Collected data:

· · ·

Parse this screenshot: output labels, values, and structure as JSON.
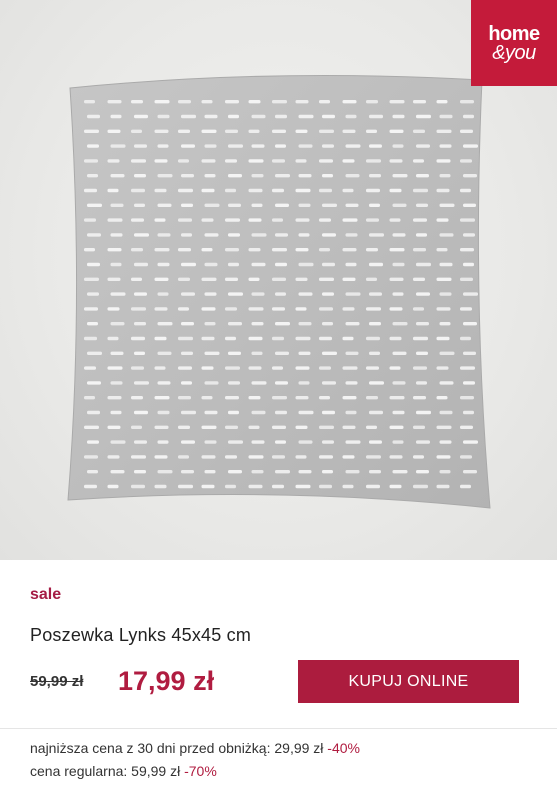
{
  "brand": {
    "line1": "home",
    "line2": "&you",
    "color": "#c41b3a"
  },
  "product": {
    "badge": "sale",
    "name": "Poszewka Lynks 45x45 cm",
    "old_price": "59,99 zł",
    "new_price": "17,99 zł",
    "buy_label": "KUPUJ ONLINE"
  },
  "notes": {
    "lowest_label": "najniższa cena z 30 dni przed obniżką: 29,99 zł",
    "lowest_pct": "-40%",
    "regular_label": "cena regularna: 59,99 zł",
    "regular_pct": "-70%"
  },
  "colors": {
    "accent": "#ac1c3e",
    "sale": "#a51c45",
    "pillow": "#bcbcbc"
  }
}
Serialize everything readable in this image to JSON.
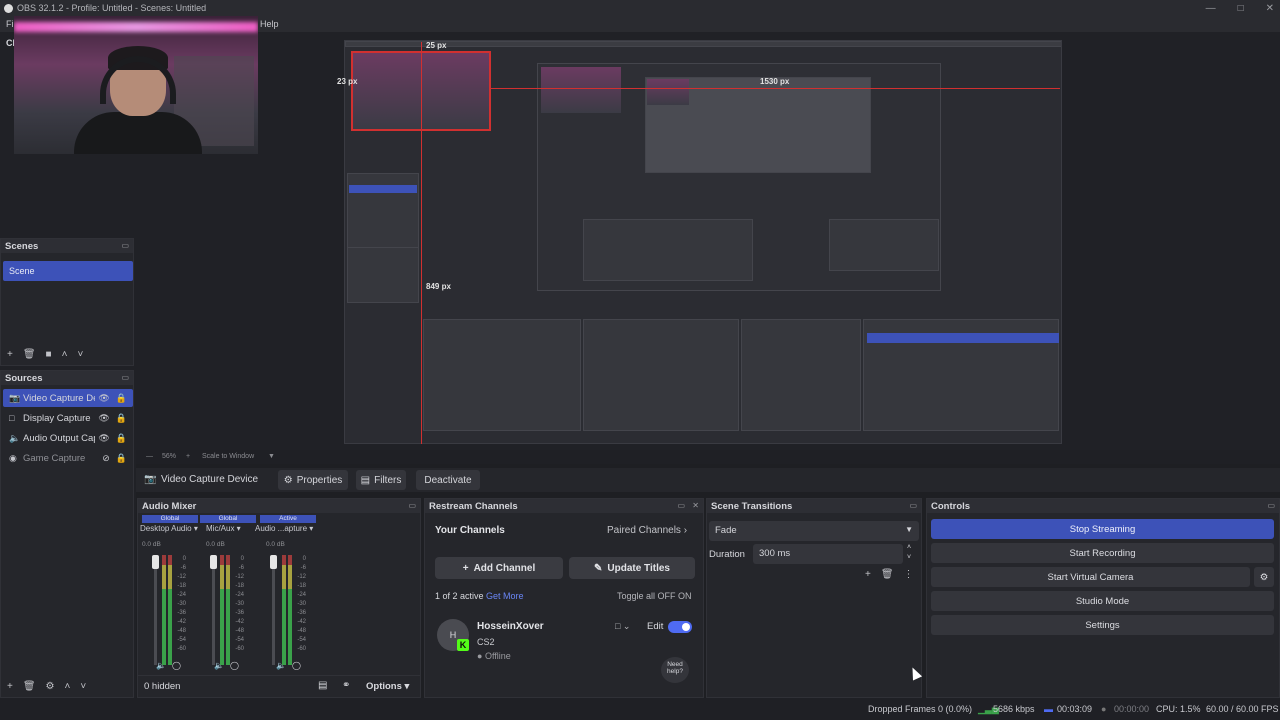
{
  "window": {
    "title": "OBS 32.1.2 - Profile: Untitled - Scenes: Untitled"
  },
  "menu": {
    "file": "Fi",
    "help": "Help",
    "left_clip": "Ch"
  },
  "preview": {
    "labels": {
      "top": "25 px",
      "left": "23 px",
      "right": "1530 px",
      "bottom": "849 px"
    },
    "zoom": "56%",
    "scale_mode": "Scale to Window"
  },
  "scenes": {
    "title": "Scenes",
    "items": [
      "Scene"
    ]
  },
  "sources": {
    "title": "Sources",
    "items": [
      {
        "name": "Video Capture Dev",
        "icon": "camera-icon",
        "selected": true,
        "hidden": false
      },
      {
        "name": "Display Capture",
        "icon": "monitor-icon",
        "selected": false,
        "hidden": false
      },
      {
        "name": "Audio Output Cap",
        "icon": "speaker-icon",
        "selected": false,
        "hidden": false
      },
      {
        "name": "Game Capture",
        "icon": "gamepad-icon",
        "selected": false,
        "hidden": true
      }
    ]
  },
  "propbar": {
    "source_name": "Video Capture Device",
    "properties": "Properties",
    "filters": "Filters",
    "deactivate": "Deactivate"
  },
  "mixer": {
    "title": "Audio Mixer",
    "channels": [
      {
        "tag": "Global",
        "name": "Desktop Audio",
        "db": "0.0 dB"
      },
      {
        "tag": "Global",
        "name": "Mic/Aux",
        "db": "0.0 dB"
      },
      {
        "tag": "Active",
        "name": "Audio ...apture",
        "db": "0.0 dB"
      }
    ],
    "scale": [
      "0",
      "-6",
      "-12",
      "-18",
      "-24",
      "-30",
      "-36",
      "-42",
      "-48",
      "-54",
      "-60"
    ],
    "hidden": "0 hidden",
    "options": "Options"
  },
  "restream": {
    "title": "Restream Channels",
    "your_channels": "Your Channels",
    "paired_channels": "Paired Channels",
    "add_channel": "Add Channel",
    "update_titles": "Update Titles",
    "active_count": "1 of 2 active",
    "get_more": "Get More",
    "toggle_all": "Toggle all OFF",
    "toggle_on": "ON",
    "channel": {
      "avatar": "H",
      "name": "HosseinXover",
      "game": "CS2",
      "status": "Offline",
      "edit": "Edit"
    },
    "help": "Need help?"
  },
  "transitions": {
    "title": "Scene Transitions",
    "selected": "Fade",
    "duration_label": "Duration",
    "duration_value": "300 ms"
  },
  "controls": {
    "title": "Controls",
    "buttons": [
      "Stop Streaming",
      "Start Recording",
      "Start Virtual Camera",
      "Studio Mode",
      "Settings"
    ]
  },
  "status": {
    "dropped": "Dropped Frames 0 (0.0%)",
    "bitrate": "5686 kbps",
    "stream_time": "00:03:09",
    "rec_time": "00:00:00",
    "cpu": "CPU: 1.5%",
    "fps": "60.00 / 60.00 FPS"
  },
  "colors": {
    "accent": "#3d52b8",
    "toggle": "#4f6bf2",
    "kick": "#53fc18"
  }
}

· · ·

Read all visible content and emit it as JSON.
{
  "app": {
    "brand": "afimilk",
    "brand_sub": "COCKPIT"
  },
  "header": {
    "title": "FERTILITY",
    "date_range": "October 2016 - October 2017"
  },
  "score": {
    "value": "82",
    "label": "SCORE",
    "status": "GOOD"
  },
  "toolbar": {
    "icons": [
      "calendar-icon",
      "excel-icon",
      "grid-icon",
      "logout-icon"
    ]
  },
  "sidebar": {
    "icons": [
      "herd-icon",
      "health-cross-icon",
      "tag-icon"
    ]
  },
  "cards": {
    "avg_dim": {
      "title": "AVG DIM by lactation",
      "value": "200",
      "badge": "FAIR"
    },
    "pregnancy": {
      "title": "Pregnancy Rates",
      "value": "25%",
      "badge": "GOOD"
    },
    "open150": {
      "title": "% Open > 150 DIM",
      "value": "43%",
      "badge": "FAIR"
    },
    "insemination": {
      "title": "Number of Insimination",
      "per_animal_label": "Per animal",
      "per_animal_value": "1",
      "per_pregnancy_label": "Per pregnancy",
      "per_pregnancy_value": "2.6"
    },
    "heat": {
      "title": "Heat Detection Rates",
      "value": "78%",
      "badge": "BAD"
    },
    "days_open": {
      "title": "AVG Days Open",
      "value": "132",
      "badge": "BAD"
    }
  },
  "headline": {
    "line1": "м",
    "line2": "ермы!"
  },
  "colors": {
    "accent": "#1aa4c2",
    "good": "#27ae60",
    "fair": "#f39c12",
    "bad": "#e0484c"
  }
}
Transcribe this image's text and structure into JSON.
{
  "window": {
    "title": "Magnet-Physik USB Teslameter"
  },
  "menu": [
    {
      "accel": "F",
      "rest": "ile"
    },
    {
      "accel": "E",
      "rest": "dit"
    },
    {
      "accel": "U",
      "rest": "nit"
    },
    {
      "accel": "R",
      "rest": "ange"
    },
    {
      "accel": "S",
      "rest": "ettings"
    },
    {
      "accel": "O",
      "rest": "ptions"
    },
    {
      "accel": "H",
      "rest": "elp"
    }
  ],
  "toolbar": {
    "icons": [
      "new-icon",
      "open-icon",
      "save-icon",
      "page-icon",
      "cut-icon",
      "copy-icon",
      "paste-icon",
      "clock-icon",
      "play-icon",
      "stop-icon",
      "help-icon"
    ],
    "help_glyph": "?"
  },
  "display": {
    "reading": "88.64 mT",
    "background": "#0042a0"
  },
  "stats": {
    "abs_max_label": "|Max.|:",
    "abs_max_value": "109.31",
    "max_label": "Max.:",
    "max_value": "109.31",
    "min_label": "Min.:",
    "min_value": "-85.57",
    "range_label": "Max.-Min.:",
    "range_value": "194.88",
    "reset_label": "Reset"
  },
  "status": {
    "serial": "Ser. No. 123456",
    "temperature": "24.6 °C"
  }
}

· · ·

GIVEN INSTRUCTION:
For the listing above, give the number of lines in which the string "cena" occurs, and nothing else.

FULL RESPONSE:
2